• Material provided:
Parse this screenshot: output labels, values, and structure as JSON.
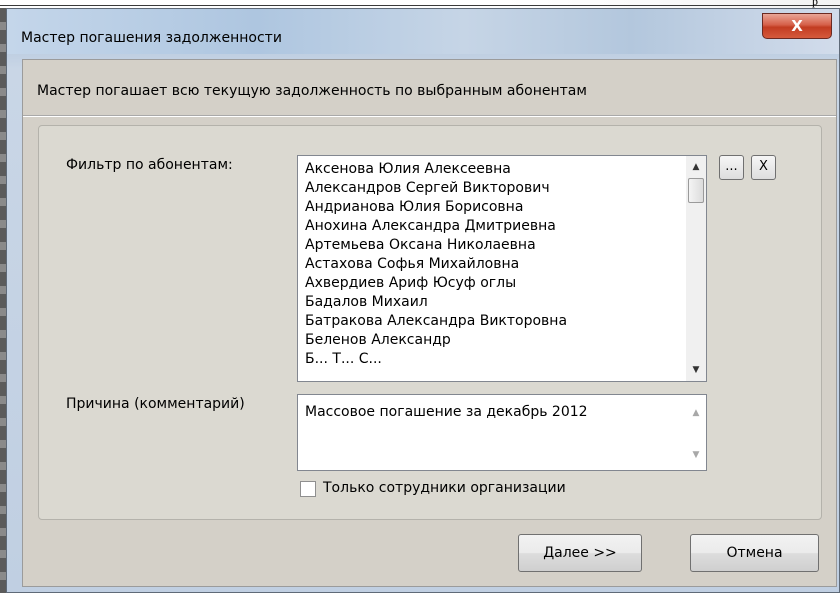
{
  "backdrop": {
    "corner_text": "р"
  },
  "window": {
    "title": "Мастер погашения задолженности",
    "close_glyph": "X"
  },
  "wizard": {
    "description": "Мастер погашает всю текущую задолженность по выбранным абонентам",
    "filter_label": "Фильтр по абонентам:",
    "subscribers": [
      "Аксенова Юлия Алексеевна",
      "Александров Сергей Викторович",
      "Андрианова Юлия Борисовна",
      "Анохина Александра Дмитриевна",
      "Артемьева Оксана Николаевна",
      "Астахова Софья Михайловна",
      "Ахвердиев Ариф Юсуф оглы",
      "Бадалов Михаил",
      "Батракова Александра Викторовна",
      "Беленов Александр",
      "Б... Т... С..."
    ],
    "browse_button": "...",
    "clear_button": "X",
    "reason_label": "Причина (комментарий)",
    "reason_value": "Массовое погашение за декабрь 2012",
    "employees_only_label": "Только сотрудники организации",
    "employees_only_checked": false
  },
  "buttons": {
    "next": "Далее >>",
    "cancel": "Отмена"
  },
  "icons": {
    "scroll_up": "scroll-up-arrow-icon",
    "scroll_down": "scroll-down-arrow-icon"
  }
}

• Stated task:
What is the number of lines in the listing above that contain the string "Александра"? Give only the number.

• Solution for this task:
2